## Task to carry out
Each entry should be quoted word for word, including every mark of punctuation.

## Data shown
--- Begin ---

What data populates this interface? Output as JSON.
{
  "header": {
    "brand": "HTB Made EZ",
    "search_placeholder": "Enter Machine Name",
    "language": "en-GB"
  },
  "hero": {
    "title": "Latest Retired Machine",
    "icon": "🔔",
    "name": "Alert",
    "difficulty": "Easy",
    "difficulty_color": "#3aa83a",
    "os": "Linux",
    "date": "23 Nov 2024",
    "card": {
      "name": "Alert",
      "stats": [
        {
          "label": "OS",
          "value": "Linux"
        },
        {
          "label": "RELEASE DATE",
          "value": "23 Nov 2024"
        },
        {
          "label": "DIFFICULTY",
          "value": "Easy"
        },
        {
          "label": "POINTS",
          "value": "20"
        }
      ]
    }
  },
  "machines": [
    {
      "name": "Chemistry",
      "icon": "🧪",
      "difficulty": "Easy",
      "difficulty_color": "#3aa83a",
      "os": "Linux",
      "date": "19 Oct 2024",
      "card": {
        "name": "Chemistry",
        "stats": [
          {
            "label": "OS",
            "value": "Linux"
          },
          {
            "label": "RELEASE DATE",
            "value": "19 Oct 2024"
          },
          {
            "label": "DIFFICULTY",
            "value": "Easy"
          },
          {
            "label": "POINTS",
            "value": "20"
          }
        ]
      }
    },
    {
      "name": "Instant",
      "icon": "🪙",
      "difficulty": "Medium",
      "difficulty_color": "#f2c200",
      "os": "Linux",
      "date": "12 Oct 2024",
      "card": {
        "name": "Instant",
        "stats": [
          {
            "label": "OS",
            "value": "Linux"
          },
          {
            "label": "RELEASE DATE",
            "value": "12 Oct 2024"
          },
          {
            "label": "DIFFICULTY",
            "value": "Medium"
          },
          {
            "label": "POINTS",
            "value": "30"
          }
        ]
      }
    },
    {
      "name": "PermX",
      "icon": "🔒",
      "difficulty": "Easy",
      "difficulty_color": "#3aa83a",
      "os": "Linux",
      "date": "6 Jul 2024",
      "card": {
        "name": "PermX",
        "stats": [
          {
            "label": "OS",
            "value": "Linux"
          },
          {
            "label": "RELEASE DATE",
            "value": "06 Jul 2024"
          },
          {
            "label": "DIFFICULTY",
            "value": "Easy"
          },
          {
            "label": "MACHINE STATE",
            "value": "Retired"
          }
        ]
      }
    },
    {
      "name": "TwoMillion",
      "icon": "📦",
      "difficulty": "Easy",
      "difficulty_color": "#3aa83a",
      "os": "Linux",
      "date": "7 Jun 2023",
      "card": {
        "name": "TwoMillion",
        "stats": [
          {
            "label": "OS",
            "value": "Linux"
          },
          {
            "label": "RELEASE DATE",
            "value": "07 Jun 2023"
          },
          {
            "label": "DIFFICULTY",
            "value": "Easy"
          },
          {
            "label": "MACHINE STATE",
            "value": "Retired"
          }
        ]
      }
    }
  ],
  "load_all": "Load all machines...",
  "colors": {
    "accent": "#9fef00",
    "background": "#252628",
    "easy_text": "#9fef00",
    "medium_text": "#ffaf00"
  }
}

--- End ---

## Exercise solution
What data populates this interface? Output as JSON.
{
  "header": {
    "brand": "HTB Made EZ",
    "search_placeholder": "Enter Machine Name",
    "language": "en-GB"
  },
  "hero": {
    "title": "Latest Retired Machine",
    "icon": "🔔",
    "name": "Alert",
    "difficulty": "Easy",
    "difficulty_color": "#3aa83a",
    "os": "Linux",
    "date": "23 Nov 2024",
    "card": {
      "name": "Alert",
      "stats": [
        {
          "label": "OS",
          "value": "Linux"
        },
        {
          "label": "RELEASE DATE",
          "value": "23 Nov 2024"
        },
        {
          "label": "DIFFICULTY",
          "value": "Easy"
        },
        {
          "label": "POINTS",
          "value": "20"
        }
      ]
    }
  },
  "machines": [
    {
      "name": "Chemistry",
      "icon": "🧪",
      "difficulty": "Easy",
      "difficulty_color": "#3aa83a",
      "os": "Linux",
      "date": "19 Oct 2024",
      "card": {
        "name": "Chemistry",
        "stats": [
          {
            "label": "OS",
            "value": "Linux"
          },
          {
            "label": "RELEASE DATE",
            "value": "19 Oct 2024"
          },
          {
            "label": "DIFFICULTY",
            "value": "Easy"
          },
          {
            "label": "POINTS",
            "value": "20"
          }
        ]
      }
    },
    {
      "name": "Instant",
      "icon": "🪙",
      "difficulty": "Medium",
      "difficulty_color": "#f2c200",
      "os": "Linux",
      "date": "12 Oct 2024",
      "card": {
        "name": "Instant",
        "stats": [
          {
            "label": "OS",
            "value": "Linux"
          },
          {
            "label": "RELEASE DATE",
            "value": "12 Oct 2024"
          },
          {
            "label": "DIFFICULTY",
            "value": "Medium"
          },
          {
            "label": "POINTS",
            "value": "30"
          }
        ]
      }
    },
    {
      "name": "PermX",
      "icon": "🔒",
      "difficulty": "Easy",
      "difficulty_color": "#3aa83a",
      "os": "Linux",
      "date": "6 Jul 2024",
      "card": {
        "name": "PermX",
        "stats": [
          {
            "label": "OS",
            "value": "Linux"
          },
          {
            "label": "RELEASE DATE",
            "value": "06 Jul 2024"
          },
          {
            "label": "DIFFICULTY",
            "value": "Easy"
          },
          {
            "label": "MACHINE STATE",
            "value": "Retired"
          }
        ]
      }
    },
    {
      "name": "TwoMillion",
      "icon": "📦",
      "difficulty": "Easy",
      "difficulty_color": "#3aa83a",
      "os": "Linux",
      "date": "7 Jun 2023",
      "card": {
        "name": "TwoMillion",
        "stats": [
          {
            "label": "OS",
            "value": "Linux"
          },
          {
            "label": "RELEASE DATE",
            "value": "07 Jun 2023"
          },
          {
            "label": "DIFFICULTY",
            "value": "Easy"
          },
          {
            "label": "MACHINE STATE",
            "value": "Retired"
          }
        ]
      }
    }
  ],
  "load_all": "Load all machines...",
  "colors": {
    "accent": "#9fef00",
    "background": "#252628",
    "easy_text": "#9fef00",
    "medium_text": "#ffaf00"
  }
}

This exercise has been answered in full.